[Begin]
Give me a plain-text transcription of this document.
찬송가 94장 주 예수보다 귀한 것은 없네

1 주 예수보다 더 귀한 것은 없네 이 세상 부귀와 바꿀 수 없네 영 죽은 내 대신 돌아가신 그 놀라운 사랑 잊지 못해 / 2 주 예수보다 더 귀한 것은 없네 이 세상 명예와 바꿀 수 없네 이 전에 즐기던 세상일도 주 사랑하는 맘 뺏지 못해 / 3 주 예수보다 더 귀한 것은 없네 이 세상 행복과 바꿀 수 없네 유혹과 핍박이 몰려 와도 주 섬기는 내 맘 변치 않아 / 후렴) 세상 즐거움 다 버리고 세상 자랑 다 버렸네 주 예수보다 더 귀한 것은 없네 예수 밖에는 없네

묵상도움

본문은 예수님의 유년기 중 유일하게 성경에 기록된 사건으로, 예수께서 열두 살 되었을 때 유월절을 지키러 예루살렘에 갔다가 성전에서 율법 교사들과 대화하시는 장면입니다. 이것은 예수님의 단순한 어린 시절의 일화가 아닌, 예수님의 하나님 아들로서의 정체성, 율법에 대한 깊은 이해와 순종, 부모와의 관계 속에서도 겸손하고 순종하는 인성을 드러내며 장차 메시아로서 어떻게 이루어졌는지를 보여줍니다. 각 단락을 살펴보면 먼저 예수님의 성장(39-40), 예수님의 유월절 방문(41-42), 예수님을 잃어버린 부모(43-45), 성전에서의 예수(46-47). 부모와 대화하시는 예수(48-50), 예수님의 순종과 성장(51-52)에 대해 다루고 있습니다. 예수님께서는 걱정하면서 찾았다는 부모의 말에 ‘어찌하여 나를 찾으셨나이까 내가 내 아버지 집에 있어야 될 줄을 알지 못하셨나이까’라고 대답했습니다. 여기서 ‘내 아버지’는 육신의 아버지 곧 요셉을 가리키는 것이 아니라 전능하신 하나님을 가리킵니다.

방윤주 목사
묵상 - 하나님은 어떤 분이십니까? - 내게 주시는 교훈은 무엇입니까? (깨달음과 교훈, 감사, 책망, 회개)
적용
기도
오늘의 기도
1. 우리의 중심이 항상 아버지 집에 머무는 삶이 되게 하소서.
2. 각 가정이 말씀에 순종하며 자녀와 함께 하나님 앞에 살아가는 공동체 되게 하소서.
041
[End]
Written request: From the data above, extract every line in its exact form.

Finished task:
Give me a plain-text transcription of this document.
찬송가 94장 주 예수보다 귀한 것은 없네

1 주 예수보다 더 귀한 것은 없네 이 세상 부귀와 바꿀 수 없네 영 죽은 내 대신 돌아가신 그 놀라운 사랑 잊지 못해 / 2 주 예수보다 더 귀한 것은 없네 이 세상 명예와 바꿀 수 없네 이 전에 즐기던 세상일도 주 사랑하는 맘 뺏지 못해 / 3 주 예수보다 더 귀한 것은 없네 이 세상 행복과 바꿀 수 없네 유혹과 핍박이 몰려 와도 주 섬기는 내 맘 변치 않아 / 후렴) 세상 즐거움 다 버리고 세상 자랑 다 버렸네 주 예수보다 더 귀한 것은 없네 예수 밖에는 없네

묵상도움

본문은 예수님의 유년기 중 유일하게 성경에 기록된 사건으로, 예수께서 열두 살 되었을 때 유월절을 지키러 예루살렘에 갔다가 성전에서 율법 교사들과 대화하시는 장면입니다. 이것은 예수님의 단순한 어린 시절의 일화가 아닌, 예수님의 하나님 아들로서의 정체성, 율법에 대한 깊은 이해와 순종, 부모와의 관계 속에서도 겸손하고 순종하는 인성을 드러내며 장차 메시아로서 어떻게 이루어졌는지를 보여줍니다. 각 단락을 살펴보면 먼저 예수님의 성장(39-40), 예수님의 유월절 방문(41-42), 예수님을 잃어버린 부모(43-45), 성전에서의 예수(46-47). 부모와 대화하시는 예수(48-50), 예수님의 순종과 성장(51-52)에 대해 다루고 있습니다. 예수님께서는 걱정하면서 찾았다는 부모의 말에 ‘어찌하여 나를 찾으셨나이까 내가 내 아버지 집에 있어야 될 줄을 알지 못하셨나이까’라고 대답했습니다. 여기서 ‘내 아버지’는 육신의 아버지 곧 요셉을 가리키는 것이 아니라 전능하신 하나님을 가리킵니다.

방윤주 목사
묵상 - 하나님은 어떤 분이십니까? - 내게 주시는 교훈은 무엇입니까? (깨달음과 교훈, 감사, 책망, 회개)
적용
기도
오늘의 기도
1. 우리의 중심이 항상 아버지 집에 머무는 삶이 되게 하소서.
2. 각 가정이 말씀에 순종하며 자녀와 함께 하나님 앞에 살아가는 공동체 되게 하소서.
041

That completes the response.